> _Exercise goal_
Filter this material down to the lines that hold "unit", copying each one.

--------------------------------------------------

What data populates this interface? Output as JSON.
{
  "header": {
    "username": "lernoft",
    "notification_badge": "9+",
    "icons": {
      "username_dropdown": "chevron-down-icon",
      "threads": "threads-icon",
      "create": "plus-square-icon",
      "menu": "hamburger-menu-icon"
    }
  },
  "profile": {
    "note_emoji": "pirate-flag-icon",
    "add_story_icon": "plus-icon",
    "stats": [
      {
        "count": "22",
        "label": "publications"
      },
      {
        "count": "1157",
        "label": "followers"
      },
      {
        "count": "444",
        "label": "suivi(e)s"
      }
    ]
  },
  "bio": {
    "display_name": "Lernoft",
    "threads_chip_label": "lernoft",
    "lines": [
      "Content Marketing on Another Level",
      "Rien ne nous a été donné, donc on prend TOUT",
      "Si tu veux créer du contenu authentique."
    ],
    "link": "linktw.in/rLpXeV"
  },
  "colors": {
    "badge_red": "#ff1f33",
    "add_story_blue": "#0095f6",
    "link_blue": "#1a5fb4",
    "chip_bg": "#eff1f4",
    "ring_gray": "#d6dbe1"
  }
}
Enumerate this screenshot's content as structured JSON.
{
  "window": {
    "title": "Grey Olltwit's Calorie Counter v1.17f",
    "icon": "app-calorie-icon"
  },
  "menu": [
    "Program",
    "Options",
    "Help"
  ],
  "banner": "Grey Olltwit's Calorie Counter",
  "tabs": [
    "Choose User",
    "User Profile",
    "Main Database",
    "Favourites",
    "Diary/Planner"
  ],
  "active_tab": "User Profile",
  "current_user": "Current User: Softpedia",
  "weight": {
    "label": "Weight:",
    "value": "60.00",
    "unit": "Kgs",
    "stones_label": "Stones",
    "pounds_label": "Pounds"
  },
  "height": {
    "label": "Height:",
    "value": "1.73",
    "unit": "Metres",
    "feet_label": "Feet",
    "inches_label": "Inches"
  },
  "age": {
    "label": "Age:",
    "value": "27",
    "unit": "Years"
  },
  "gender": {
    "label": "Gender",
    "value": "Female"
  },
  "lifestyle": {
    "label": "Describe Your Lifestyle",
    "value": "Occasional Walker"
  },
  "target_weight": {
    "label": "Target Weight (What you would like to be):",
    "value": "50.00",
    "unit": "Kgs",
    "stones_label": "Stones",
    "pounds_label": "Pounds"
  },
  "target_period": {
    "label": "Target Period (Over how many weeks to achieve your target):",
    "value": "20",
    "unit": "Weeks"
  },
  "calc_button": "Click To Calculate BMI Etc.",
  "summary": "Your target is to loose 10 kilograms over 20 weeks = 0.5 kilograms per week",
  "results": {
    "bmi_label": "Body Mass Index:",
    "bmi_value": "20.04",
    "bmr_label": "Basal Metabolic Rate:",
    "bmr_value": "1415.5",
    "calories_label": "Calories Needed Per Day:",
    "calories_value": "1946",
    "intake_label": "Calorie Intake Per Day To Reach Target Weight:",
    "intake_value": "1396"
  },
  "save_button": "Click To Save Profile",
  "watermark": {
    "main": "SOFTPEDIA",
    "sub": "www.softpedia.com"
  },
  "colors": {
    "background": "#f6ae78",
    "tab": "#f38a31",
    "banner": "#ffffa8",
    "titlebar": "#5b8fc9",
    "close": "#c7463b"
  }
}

--------------------------------------------------

> _Exercise answer_
    "unit": "Kgs",
    "unit": "Metres",
    "unit": "Years"
    "unit": "Kgs",
    "unit": "Weeks"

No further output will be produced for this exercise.